◆ The task ◆
List every line below containing "JSON".

======== Supplied records ========

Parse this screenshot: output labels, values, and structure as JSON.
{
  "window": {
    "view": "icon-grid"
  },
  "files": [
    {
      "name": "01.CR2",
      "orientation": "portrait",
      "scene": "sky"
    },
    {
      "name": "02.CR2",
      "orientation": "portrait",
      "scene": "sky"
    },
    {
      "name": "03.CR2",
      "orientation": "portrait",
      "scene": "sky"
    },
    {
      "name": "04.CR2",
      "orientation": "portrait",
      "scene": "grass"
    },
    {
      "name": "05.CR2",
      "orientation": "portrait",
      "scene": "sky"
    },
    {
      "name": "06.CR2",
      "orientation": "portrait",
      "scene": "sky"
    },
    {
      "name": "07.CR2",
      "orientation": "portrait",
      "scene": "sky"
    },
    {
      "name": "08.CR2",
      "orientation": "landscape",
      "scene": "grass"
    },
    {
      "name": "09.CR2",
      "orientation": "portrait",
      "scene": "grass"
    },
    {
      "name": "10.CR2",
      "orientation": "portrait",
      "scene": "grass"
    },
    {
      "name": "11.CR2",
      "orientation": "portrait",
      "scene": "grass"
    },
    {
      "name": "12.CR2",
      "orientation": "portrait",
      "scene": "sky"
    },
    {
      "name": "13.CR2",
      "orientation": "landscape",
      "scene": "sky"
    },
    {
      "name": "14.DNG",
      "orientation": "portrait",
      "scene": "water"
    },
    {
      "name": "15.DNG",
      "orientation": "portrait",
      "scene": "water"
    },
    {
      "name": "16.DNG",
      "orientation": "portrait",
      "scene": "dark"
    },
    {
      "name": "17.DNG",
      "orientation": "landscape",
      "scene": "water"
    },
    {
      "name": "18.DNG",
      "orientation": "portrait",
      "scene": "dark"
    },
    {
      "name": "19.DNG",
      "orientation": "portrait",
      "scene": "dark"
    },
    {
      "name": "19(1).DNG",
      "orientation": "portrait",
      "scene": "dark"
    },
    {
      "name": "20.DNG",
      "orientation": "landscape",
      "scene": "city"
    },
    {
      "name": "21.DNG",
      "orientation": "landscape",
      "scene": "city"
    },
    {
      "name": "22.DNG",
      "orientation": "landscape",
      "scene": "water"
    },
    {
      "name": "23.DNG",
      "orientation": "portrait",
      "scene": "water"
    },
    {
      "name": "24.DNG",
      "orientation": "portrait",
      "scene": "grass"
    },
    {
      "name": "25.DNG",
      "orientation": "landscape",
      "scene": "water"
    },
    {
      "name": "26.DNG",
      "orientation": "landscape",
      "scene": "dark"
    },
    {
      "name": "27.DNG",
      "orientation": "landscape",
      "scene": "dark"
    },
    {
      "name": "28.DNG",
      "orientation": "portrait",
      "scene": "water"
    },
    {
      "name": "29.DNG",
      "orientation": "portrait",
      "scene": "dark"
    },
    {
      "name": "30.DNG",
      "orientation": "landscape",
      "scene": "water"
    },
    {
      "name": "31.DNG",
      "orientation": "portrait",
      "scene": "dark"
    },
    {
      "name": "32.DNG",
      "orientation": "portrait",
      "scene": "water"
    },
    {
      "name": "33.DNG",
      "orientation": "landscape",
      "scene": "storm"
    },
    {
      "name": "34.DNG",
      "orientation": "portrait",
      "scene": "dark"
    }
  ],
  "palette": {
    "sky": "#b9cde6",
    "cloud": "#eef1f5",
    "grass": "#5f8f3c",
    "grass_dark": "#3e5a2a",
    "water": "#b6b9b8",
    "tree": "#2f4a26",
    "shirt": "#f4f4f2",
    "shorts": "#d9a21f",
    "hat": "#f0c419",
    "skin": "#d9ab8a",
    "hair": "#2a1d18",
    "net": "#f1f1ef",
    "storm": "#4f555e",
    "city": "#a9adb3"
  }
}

========
======== Supplied records ========

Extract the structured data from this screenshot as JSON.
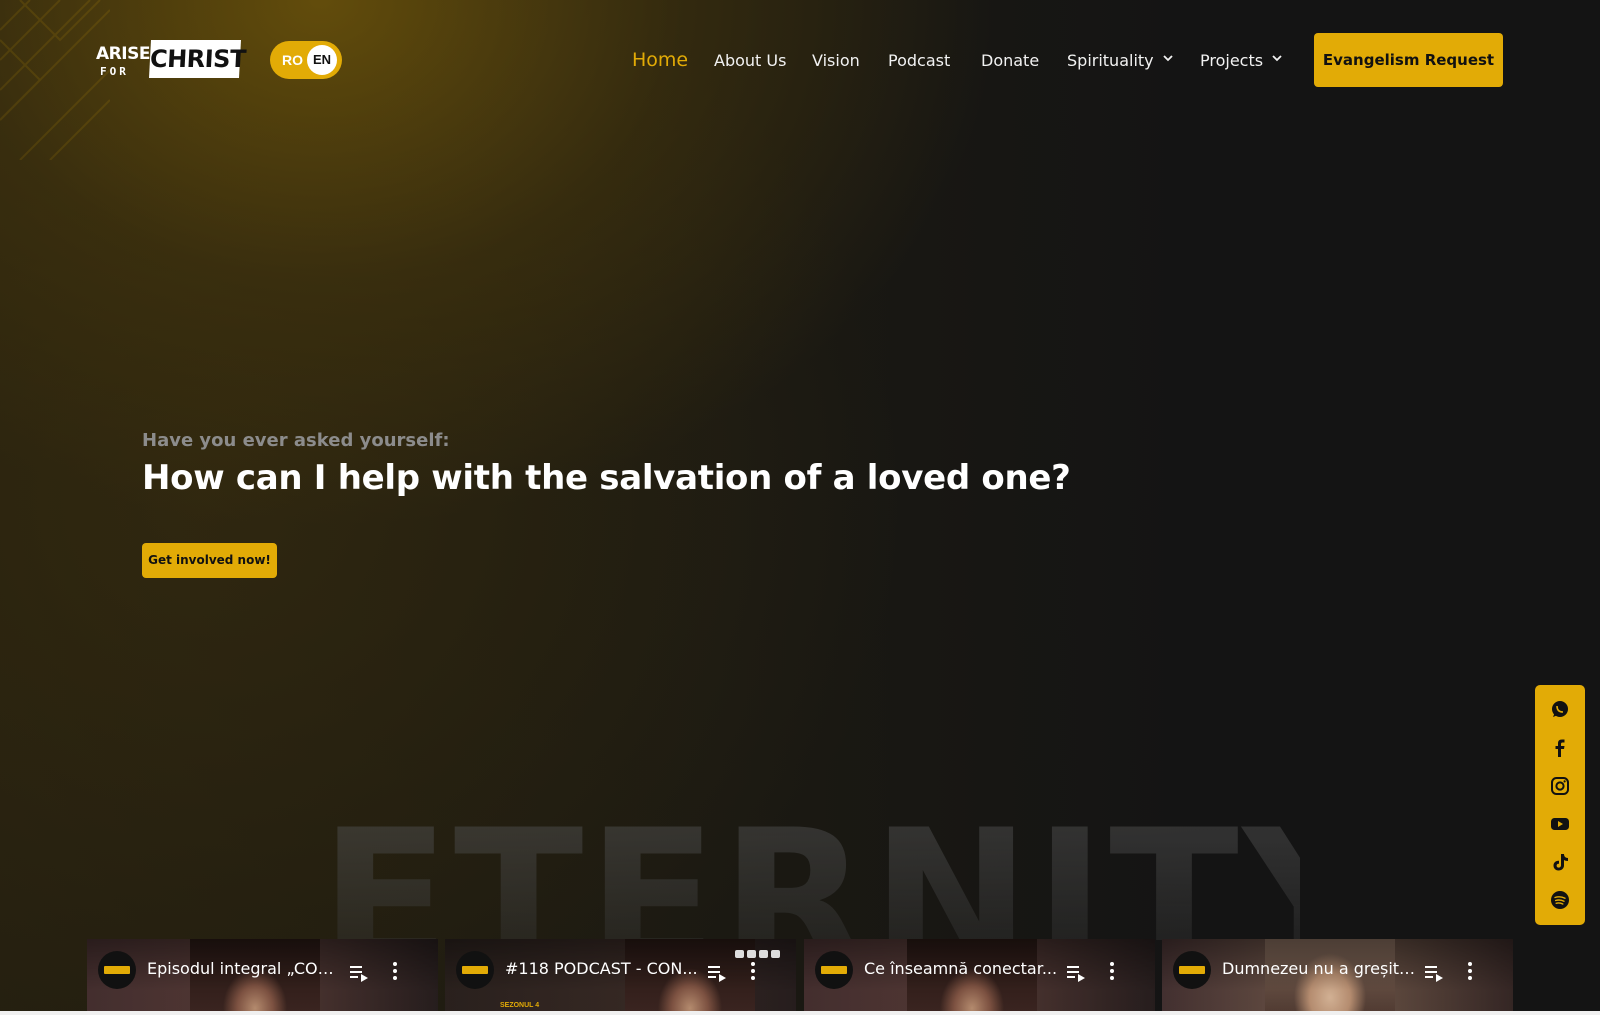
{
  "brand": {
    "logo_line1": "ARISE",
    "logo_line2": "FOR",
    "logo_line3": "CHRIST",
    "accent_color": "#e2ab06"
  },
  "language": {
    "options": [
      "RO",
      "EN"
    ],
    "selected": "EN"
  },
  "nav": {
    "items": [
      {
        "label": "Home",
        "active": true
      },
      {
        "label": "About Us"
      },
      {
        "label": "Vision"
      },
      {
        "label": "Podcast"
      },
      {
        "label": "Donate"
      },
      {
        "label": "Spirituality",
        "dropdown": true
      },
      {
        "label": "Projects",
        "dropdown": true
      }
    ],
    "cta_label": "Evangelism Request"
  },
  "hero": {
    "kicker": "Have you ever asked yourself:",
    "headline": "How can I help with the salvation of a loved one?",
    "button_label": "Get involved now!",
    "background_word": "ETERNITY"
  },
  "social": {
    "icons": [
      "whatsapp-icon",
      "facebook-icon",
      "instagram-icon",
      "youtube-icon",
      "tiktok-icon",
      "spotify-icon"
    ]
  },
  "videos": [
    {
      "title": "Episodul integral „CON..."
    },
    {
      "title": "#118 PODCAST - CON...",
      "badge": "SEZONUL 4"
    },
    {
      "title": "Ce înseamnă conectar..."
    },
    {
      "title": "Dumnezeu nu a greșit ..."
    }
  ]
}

========

◆ Response to the exercise ◆
Parse this screenshot: output labels, values, and structure as JSON.
Extract the structured data from this screenshot as JSON.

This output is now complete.